> Exercise:
Give all the lines below again, exactly, with no pictures.

A block of data
• • • • •

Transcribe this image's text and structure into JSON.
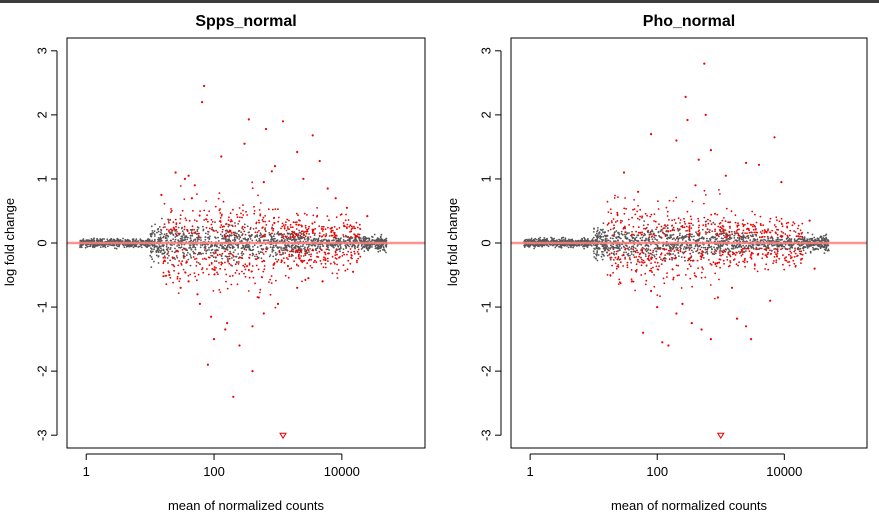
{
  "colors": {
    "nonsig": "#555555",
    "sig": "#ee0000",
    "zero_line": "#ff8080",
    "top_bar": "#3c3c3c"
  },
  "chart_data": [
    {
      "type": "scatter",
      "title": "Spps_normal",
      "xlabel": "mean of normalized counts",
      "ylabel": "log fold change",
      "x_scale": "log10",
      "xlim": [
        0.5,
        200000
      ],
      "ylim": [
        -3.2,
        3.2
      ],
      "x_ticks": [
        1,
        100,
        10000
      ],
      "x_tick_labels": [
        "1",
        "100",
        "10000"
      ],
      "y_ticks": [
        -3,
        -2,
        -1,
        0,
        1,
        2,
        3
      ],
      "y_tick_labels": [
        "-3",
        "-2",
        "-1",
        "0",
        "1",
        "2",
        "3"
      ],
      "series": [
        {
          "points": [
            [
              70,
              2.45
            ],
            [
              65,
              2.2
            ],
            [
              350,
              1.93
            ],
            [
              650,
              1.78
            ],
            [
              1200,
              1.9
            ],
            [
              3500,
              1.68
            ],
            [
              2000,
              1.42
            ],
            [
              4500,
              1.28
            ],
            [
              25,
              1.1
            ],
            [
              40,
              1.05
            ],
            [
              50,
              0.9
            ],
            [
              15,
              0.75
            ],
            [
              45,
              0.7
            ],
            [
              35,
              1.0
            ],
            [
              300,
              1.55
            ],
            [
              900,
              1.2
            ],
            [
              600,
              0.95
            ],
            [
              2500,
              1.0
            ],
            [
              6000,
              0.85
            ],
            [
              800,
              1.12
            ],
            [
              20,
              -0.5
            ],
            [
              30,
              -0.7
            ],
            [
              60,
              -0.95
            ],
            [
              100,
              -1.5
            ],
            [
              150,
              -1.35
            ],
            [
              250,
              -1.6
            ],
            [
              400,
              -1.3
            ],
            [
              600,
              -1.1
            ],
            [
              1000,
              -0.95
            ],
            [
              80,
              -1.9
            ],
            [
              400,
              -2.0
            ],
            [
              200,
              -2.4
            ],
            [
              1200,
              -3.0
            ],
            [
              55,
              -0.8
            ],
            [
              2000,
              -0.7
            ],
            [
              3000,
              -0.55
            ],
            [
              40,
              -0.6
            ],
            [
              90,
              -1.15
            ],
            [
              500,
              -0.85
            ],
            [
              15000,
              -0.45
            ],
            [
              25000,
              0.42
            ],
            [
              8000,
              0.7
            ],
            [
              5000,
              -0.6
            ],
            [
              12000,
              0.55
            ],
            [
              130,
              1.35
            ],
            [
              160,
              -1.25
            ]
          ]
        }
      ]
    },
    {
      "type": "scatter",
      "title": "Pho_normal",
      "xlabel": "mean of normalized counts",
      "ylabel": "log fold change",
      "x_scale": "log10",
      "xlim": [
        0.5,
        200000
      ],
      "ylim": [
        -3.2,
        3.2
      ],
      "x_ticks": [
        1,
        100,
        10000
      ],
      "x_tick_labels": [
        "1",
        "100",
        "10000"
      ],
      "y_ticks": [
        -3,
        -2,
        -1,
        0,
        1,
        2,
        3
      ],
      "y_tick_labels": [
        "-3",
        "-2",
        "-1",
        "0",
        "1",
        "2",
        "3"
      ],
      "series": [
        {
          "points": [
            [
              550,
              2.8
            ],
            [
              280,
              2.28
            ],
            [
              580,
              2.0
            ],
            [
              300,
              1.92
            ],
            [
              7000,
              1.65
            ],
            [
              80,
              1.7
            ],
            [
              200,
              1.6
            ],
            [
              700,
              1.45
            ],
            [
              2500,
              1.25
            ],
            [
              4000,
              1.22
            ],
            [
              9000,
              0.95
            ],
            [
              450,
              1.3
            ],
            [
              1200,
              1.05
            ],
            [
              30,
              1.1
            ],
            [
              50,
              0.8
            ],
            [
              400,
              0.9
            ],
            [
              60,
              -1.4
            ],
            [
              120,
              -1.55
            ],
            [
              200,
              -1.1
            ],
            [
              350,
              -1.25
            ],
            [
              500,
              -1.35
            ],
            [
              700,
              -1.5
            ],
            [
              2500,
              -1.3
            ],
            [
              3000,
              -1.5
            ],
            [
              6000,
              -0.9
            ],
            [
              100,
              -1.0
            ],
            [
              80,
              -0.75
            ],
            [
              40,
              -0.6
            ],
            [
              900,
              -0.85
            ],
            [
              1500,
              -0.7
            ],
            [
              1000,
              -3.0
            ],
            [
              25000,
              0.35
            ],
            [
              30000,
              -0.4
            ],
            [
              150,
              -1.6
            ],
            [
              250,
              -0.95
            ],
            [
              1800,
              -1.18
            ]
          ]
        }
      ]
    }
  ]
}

• • • • •

> Correct answer:
Transcribe this image's text and structure into JSON.
{
  "colors": {
    "nonsig": "#555555",
    "sig": "#ee0000",
    "zero_line": "#ff8080",
    "top_bar": "#3c3c3c"
  },
  "chart_data": [
    {
      "type": "scatter",
      "title": "Spps_normal",
      "xlabel": "mean of normalized counts",
      "ylabel": "log fold change",
      "x_scale": "log10",
      "xlim": [
        0.5,
        200000
      ],
      "ylim": [
        -3.2,
        3.2
      ],
      "x_ticks": [
        1,
        100,
        10000
      ],
      "x_tick_labels": [
        "1",
        "100",
        "10000"
      ],
      "y_ticks": [
        -3,
        -2,
        -1,
        0,
        1,
        2,
        3
      ],
      "y_tick_labels": [
        "-3",
        "-2",
        "-1",
        "0",
        "1",
        "2",
        "3"
      ],
      "series": [
        {
          "points": [
            [
              70,
              2.45
            ],
            [
              65,
              2.2
            ],
            [
              350,
              1.93
            ],
            [
              650,
              1.78
            ],
            [
              1200,
              1.9
            ],
            [
              3500,
              1.68
            ],
            [
              2000,
              1.42
            ],
            [
              4500,
              1.28
            ],
            [
              25,
              1.1
            ],
            [
              40,
              1.05
            ],
            [
              50,
              0.9
            ],
            [
              15,
              0.75
            ],
            [
              45,
              0.7
            ],
            [
              35,
              1.0
            ],
            [
              300,
              1.55
            ],
            [
              900,
              1.2
            ],
            [
              600,
              0.95
            ],
            [
              2500,
              1.0
            ],
            [
              6000,
              0.85
            ],
            [
              800,
              1.12
            ],
            [
              20,
              -0.5
            ],
            [
              30,
              -0.7
            ],
            [
              60,
              -0.95
            ],
            [
              100,
              -1.5
            ],
            [
              150,
              -1.35
            ],
            [
              250,
              -1.6
            ],
            [
              400,
              -1.3
            ],
            [
              600,
              -1.1
            ],
            [
              1000,
              -0.95
            ],
            [
              80,
              -1.9
            ],
            [
              400,
              -2.0
            ],
            [
              200,
              -2.4
            ],
            [
              1200,
              -3.0
            ],
            [
              55,
              -0.8
            ],
            [
              2000,
              -0.7
            ],
            [
              3000,
              -0.55
            ],
            [
              40,
              -0.6
            ],
            [
              90,
              -1.15
            ],
            [
              500,
              -0.85
            ],
            [
              15000,
              -0.45
            ],
            [
              25000,
              0.42
            ],
            [
              8000,
              0.7
            ],
            [
              5000,
              -0.6
            ],
            [
              12000,
              0.55
            ],
            [
              130,
              1.35
            ],
            [
              160,
              -1.25
            ]
          ]
        }
      ]
    },
    {
      "type": "scatter",
      "title": "Pho_normal",
      "xlabel": "mean of normalized counts",
      "ylabel": "log fold change",
      "x_scale": "log10",
      "xlim": [
        0.5,
        200000
      ],
      "ylim": [
        -3.2,
        3.2
      ],
      "x_ticks": [
        1,
        100,
        10000
      ],
      "x_tick_labels": [
        "1",
        "100",
        "10000"
      ],
      "y_ticks": [
        -3,
        -2,
        -1,
        0,
        1,
        2,
        3
      ],
      "y_tick_labels": [
        "-3",
        "-2",
        "-1",
        "0",
        "1",
        "2",
        "3"
      ],
      "series": [
        {
          "points": [
            [
              550,
              2.8
            ],
            [
              280,
              2.28
            ],
            [
              580,
              2.0
            ],
            [
              300,
              1.92
            ],
            [
              7000,
              1.65
            ],
            [
              80,
              1.7
            ],
            [
              200,
              1.6
            ],
            [
              700,
              1.45
            ],
            [
              2500,
              1.25
            ],
            [
              4000,
              1.22
            ],
            [
              9000,
              0.95
            ],
            [
              450,
              1.3
            ],
            [
              1200,
              1.05
            ],
            [
              30,
              1.1
            ],
            [
              50,
              0.8
            ],
            [
              400,
              0.9
            ],
            [
              60,
              -1.4
            ],
            [
              120,
              -1.55
            ],
            [
              200,
              -1.1
            ],
            [
              350,
              -1.25
            ],
            [
              500,
              -1.35
            ],
            [
              700,
              -1.5
            ],
            [
              2500,
              -1.3
            ],
            [
              3000,
              -1.5
            ],
            [
              6000,
              -0.9
            ],
            [
              100,
              -1.0
            ],
            [
              80,
              -0.75
            ],
            [
              40,
              -0.6
            ],
            [
              900,
              -0.85
            ],
            [
              1500,
              -0.7
            ],
            [
              1000,
              -3.0
            ],
            [
              25000,
              0.35
            ],
            [
              30000,
              -0.4
            ],
            [
              150,
              -1.6
            ],
            [
              250,
              -0.95
            ],
            [
              1800,
              -1.18
            ]
          ]
        }
      ]
    }
  ]
}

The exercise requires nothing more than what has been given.